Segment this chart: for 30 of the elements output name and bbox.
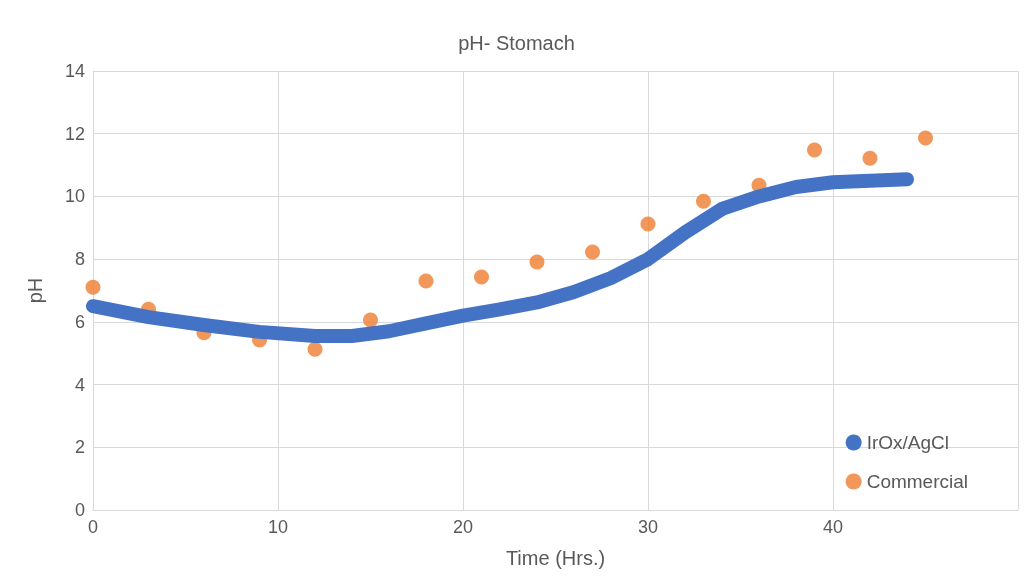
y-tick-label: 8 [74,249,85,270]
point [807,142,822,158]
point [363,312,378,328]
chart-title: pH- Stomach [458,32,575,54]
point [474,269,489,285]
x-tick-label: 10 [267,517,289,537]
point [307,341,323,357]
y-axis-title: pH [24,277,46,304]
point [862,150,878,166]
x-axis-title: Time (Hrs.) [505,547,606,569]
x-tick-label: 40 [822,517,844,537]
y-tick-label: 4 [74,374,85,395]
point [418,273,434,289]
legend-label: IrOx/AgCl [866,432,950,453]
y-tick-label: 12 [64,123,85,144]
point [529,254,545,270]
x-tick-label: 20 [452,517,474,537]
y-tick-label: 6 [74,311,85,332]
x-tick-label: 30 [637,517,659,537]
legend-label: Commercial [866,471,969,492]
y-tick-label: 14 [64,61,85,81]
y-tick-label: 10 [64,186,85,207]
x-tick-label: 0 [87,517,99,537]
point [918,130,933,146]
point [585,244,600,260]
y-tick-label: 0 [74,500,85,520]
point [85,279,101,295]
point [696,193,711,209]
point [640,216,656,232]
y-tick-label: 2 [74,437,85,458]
=====
_The task:_
Transcribe, without any changes, the stretch of rows from the line containing "y-tick-label: 8 [74,249,85,270]" through the line containing "x-tick-label: 40 [822,517,844,537]", including both of those lines.

_Exercise solution:_
y-tick-label: 8 [74,249,85,270]
point [807,142,822,158]
point [363,312,378,328]
chart-title: pH- Stomach [458,32,575,54]
point [474,269,489,285]
x-tick-label: 10 [267,517,289,537]
point [307,341,323,357]
y-axis-title: pH [24,277,46,304]
point [862,150,878,166]
x-axis-title: Time (Hrs.) [505,547,606,569]
x-tick-label: 40 [822,517,844,537]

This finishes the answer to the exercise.